┏━━

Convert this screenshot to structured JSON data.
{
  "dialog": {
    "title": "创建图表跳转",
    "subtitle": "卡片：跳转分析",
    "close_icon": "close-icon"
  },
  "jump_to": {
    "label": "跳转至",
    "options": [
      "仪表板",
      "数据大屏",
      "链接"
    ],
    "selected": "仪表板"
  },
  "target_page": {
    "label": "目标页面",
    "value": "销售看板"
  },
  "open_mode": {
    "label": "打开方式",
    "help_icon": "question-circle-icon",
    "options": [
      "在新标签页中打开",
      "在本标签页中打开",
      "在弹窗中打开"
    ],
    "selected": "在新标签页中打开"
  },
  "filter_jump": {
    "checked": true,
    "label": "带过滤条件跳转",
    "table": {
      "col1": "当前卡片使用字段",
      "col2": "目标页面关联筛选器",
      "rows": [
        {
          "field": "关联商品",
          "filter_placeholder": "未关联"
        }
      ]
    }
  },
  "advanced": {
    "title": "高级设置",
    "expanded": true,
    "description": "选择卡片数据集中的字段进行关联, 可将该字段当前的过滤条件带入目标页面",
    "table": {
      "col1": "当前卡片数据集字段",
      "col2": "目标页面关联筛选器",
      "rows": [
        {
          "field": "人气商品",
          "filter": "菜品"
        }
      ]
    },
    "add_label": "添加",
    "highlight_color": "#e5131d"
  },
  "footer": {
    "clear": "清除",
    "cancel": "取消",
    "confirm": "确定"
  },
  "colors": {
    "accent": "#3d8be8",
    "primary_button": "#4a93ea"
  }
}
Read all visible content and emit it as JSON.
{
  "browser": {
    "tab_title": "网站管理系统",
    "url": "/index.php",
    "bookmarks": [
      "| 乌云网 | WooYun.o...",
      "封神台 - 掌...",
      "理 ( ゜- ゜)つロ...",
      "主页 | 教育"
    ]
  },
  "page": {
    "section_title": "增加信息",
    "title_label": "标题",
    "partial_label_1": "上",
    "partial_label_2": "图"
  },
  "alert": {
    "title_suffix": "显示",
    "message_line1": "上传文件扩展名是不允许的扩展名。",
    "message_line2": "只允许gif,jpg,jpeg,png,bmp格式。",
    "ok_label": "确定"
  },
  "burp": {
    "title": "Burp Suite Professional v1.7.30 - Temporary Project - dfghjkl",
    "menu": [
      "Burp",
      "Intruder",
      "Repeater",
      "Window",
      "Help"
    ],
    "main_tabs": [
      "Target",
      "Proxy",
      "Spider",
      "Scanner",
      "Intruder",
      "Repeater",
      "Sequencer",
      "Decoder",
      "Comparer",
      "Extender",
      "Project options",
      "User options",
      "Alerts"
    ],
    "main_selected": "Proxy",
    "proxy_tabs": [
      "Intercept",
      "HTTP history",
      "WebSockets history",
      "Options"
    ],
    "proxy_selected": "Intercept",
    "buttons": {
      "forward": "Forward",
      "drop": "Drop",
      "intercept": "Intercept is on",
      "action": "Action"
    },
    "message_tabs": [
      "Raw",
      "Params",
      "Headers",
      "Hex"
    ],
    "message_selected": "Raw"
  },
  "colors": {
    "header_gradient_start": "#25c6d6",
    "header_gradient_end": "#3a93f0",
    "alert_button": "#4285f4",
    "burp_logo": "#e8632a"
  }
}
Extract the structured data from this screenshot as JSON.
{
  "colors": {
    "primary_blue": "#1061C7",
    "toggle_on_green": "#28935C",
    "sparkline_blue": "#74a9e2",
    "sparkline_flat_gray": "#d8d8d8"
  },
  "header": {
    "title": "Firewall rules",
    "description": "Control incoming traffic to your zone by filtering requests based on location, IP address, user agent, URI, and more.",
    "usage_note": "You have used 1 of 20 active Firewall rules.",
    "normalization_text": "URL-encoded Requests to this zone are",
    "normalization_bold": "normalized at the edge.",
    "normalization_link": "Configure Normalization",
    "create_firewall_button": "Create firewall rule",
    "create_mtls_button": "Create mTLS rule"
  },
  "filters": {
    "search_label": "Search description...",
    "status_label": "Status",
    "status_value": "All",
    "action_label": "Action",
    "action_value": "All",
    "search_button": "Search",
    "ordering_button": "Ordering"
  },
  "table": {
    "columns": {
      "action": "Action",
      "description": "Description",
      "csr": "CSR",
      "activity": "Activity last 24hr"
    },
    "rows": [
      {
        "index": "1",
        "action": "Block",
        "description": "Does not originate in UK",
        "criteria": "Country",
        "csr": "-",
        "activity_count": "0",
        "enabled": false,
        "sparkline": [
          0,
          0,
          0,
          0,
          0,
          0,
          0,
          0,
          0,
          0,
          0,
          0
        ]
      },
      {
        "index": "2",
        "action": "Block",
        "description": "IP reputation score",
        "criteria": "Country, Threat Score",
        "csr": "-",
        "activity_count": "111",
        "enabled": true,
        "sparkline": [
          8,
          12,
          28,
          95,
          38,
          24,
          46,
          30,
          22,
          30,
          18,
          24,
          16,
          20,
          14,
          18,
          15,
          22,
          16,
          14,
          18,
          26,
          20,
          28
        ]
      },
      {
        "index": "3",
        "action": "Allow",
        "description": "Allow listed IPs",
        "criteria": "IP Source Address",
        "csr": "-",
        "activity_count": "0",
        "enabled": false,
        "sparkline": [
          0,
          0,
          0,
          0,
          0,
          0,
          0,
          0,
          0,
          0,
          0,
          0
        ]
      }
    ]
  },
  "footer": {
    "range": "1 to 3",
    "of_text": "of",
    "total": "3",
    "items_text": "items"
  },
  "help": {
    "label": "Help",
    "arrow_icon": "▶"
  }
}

┗━━

*WHAT YOU NEED TO DO*
Write down every line of the data above that includes the string "Search".

*THE OUTPUT*
    "search_label": "Search description...",
    "search_button": "Search",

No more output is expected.